Segment Start: RECORDS SHOWN
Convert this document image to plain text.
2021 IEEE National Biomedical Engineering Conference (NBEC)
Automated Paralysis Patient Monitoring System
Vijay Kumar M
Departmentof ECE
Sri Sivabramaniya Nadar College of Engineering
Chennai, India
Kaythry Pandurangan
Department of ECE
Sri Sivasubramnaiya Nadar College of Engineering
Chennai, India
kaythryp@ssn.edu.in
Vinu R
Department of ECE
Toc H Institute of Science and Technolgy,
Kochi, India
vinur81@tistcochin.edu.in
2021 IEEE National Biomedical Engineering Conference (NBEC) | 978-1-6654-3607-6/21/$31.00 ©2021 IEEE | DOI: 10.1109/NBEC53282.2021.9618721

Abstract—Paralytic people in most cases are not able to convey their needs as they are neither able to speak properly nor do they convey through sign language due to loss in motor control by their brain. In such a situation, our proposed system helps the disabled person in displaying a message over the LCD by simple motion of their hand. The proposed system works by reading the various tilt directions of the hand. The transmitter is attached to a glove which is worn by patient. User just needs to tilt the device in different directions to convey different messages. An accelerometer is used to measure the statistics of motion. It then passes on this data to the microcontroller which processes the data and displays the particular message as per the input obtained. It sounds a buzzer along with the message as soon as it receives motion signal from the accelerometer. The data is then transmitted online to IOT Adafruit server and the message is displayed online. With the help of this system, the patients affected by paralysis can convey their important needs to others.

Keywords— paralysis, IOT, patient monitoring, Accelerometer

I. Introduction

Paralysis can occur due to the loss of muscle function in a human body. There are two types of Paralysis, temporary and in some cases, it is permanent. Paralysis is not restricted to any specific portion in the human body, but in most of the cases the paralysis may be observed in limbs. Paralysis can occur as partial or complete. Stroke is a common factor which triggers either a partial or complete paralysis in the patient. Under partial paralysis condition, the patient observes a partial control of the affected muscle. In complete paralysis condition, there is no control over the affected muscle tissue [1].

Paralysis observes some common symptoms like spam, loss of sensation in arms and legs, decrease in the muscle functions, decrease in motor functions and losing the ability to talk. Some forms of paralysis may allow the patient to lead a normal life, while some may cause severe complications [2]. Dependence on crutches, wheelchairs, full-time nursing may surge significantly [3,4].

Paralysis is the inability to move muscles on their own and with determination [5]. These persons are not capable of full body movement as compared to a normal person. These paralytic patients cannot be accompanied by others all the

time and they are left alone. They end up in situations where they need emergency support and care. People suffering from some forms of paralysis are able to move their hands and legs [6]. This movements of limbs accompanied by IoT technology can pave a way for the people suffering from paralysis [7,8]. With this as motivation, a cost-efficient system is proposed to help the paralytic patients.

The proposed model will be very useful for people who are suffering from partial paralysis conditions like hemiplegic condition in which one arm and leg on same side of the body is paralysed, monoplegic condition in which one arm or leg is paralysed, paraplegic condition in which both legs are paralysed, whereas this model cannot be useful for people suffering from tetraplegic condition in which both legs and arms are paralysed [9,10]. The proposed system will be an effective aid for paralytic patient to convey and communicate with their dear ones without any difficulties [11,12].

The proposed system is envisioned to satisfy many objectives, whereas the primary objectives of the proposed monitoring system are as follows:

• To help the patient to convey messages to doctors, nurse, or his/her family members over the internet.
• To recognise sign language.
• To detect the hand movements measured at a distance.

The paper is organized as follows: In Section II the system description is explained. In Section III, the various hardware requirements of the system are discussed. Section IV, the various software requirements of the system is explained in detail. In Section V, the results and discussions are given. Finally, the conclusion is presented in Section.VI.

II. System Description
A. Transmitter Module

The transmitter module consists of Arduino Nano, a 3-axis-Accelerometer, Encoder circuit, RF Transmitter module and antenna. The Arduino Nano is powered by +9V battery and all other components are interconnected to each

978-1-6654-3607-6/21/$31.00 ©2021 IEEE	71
Segment End: RECORDS SHOWN
| WORK TASK |
Collect every line with the string "NBEC" from the records, and copy each.

| PROBLEM SOLUTION |
2021 IEEE National Biomedical Engineering Conference (NBEC)
2021 IEEE National Biomedical Engineering Conference (NBEC) | 978-1-6654-3607-6/21/$31.00 ©2021 IEEE | DOI: 10.1109/NBEC53282.2021.9618721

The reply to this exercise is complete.